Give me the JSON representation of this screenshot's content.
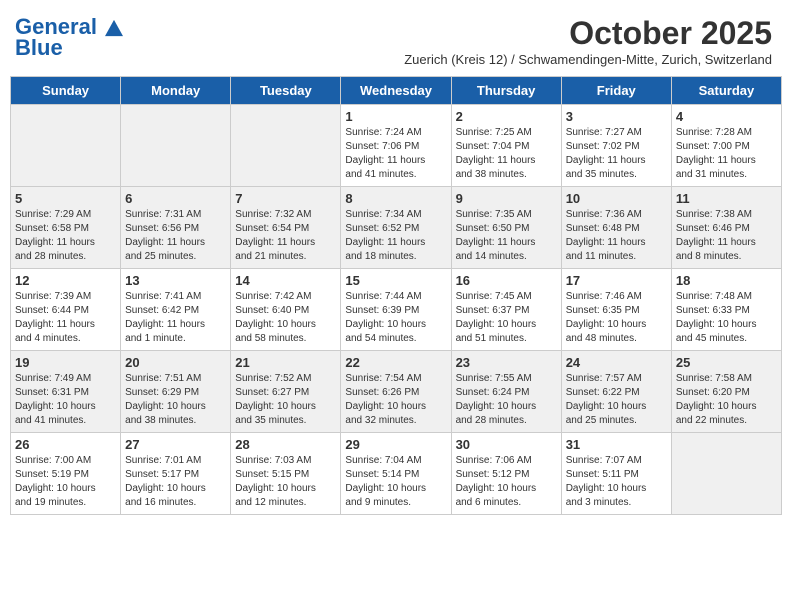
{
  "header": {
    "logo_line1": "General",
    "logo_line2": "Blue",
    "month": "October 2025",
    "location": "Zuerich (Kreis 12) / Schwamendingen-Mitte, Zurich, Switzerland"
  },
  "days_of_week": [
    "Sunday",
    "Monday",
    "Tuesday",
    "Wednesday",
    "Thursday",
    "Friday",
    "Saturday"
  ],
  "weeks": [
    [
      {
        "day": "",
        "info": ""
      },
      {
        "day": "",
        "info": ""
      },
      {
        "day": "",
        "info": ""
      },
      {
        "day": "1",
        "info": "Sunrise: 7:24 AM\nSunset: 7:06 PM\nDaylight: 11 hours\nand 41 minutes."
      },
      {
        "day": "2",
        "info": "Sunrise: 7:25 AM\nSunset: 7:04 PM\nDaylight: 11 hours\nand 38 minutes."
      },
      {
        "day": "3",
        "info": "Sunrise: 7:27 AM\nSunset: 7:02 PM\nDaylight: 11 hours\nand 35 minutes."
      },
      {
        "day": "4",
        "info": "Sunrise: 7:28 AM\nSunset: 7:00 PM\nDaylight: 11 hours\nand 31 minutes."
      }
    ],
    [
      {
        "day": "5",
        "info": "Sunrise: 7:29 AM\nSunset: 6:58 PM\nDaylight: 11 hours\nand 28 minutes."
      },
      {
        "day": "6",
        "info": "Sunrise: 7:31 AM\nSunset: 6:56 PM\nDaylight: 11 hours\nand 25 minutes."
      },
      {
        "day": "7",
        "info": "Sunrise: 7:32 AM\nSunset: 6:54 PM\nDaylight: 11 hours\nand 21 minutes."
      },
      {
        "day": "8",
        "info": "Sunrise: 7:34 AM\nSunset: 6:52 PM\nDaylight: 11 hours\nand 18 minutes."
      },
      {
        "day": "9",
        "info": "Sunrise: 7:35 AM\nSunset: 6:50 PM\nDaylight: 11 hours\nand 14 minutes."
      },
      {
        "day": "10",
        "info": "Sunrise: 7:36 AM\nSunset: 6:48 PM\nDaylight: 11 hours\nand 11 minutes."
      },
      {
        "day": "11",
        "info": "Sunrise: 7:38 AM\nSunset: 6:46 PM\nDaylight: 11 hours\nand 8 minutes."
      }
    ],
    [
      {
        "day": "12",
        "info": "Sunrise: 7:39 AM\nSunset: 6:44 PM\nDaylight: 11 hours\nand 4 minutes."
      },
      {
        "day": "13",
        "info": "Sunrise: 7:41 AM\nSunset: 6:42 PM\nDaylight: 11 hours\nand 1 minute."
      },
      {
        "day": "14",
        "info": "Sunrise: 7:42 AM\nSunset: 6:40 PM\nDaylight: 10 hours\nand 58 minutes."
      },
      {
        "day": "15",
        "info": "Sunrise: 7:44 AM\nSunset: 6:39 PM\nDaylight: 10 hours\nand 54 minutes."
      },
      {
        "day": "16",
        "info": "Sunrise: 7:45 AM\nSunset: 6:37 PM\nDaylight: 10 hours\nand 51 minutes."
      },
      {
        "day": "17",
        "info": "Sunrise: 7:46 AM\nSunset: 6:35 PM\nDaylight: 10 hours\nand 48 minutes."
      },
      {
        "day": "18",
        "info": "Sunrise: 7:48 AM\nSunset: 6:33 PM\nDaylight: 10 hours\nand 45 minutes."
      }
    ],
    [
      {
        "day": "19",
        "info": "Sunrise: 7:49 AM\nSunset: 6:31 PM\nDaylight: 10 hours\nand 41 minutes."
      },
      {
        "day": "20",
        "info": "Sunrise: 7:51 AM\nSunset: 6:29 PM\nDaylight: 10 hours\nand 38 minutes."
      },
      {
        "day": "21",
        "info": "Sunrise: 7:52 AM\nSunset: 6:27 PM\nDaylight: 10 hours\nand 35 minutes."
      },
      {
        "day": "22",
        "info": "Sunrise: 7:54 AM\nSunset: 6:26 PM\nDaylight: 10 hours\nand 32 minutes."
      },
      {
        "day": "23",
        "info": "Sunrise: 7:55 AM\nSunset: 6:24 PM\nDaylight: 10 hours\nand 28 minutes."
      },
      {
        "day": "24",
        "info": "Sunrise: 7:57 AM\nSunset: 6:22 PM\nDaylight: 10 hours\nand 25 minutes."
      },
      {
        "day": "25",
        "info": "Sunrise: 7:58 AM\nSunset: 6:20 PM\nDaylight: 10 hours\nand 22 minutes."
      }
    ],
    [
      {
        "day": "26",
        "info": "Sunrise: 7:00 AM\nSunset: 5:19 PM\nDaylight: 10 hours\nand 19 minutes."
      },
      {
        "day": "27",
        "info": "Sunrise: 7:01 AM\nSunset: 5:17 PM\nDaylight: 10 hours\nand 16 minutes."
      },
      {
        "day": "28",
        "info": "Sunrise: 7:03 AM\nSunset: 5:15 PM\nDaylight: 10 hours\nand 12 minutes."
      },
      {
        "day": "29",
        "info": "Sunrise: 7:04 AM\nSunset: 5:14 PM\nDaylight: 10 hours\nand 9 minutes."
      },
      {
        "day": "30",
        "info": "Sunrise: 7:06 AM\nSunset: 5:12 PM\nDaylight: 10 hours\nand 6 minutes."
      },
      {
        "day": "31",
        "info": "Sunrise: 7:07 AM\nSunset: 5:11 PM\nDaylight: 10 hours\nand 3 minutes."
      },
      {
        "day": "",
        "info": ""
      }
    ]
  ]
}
* * *
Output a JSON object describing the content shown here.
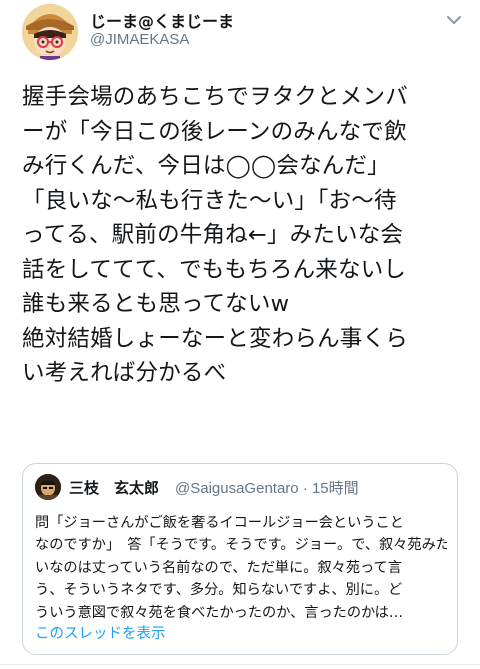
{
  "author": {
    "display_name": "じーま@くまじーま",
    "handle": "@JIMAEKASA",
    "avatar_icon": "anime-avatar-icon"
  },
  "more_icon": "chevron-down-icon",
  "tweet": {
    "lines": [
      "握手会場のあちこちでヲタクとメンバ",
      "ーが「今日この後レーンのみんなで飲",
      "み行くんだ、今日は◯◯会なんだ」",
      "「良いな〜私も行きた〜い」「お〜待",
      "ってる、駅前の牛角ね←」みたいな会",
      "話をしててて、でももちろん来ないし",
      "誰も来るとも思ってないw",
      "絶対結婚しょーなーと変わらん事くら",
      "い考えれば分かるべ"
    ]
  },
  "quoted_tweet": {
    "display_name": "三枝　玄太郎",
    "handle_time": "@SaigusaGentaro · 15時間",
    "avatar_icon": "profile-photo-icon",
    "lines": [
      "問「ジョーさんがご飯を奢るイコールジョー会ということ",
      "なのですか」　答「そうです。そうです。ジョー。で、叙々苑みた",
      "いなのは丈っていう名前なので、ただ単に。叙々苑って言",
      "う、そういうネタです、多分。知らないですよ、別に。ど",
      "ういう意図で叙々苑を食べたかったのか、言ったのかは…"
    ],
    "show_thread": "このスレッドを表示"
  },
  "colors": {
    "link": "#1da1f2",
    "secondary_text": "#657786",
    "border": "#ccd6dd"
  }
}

Directive: Lines containing "icon" are to be counted. State the total and add nothing.

Result for this task: 3